# [EXTRACTED DATA]

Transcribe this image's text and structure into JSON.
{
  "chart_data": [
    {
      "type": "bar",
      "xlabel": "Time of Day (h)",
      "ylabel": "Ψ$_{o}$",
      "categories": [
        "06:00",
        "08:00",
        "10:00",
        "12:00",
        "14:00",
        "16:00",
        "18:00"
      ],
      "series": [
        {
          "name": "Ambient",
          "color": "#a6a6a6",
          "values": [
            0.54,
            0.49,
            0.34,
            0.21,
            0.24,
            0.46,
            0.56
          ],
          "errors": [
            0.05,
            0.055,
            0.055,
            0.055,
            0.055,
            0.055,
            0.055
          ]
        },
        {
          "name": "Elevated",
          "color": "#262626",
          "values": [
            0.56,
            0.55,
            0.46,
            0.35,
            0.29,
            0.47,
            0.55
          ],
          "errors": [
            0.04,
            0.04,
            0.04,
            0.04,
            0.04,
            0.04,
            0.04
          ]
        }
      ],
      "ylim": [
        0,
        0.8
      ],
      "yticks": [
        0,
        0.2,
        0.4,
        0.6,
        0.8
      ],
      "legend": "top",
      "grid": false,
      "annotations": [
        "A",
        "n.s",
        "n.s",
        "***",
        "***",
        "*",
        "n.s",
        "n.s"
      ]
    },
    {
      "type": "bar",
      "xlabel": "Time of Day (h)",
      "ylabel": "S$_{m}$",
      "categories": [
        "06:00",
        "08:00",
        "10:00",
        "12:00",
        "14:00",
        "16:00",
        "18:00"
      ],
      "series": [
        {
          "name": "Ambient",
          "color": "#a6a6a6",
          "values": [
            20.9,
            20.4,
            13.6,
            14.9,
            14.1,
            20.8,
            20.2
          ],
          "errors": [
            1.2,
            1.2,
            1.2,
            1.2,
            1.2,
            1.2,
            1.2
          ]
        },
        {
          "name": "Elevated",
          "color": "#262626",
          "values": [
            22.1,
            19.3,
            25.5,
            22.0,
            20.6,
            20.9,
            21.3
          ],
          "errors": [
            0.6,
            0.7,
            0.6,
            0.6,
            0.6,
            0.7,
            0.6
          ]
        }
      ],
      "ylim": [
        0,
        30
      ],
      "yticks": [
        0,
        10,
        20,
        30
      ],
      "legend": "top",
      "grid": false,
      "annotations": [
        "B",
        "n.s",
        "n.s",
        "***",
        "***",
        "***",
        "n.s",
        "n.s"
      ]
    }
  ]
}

# [STATED GOAL]
Using the data above, print every record exactly as shown.

# [IN RESPONSE]
Transcribe this image's text and structure into JSON.
{
  "chart_data": [
    {
      "type": "bar",
      "xlabel": "Time of Day (h)",
      "ylabel": "Ψ$_{o}$",
      "categories": [
        "06:00",
        "08:00",
        "10:00",
        "12:00",
        "14:00",
        "16:00",
        "18:00"
      ],
      "series": [
        {
          "name": "Ambient",
          "color": "#a6a6a6",
          "values": [
            0.54,
            0.49,
            0.34,
            0.21,
            0.24,
            0.46,
            0.56
          ],
          "errors": [
            0.05,
            0.055,
            0.055,
            0.055,
            0.055,
            0.055,
            0.055
          ]
        },
        {
          "name": "Elevated",
          "color": "#262626",
          "values": [
            0.56,
            0.55,
            0.46,
            0.35,
            0.29,
            0.47,
            0.55
          ],
          "errors": [
            0.04,
            0.04,
            0.04,
            0.04,
            0.04,
            0.04,
            0.04
          ]
        }
      ],
      "ylim": [
        0,
        0.8
      ],
      "yticks": [
        0,
        0.2,
        0.4,
        0.6,
        0.8
      ],
      "legend": "top",
      "grid": false,
      "annotations": [
        "A",
        "n.s",
        "n.s",
        "***",
        "***",
        "*",
        "n.s",
        "n.s"
      ]
    },
    {
      "type": "bar",
      "xlabel": "Time of Day (h)",
      "ylabel": "S$_{m}$",
      "categories": [
        "06:00",
        "08:00",
        "10:00",
        "12:00",
        "14:00",
        "16:00",
        "18:00"
      ],
      "series": [
        {
          "name": "Ambient",
          "color": "#a6a6a6",
          "values": [
            20.9,
            20.4,
            13.6,
            14.9,
            14.1,
            20.8,
            20.2
          ],
          "errors": [
            1.2,
            1.2,
            1.2,
            1.2,
            1.2,
            1.2,
            1.2
          ]
        },
        {
          "name": "Elevated",
          "color": "#262626",
          "values": [
            22.1,
            19.3,
            25.5,
            22.0,
            20.6,
            20.9,
            21.3
          ],
          "errors": [
            0.6,
            0.7,
            0.6,
            0.6,
            0.6,
            0.7,
            0.6
          ]
        }
      ],
      "ylim": [
        0,
        30
      ],
      "yticks": [
        0,
        10,
        20,
        30
      ],
      "legend": "top",
      "grid": false,
      "annotations": [
        "B",
        "n.s",
        "n.s",
        "***",
        "***",
        "***",
        "n.s",
        "n.s"
      ]
    }
  ]
}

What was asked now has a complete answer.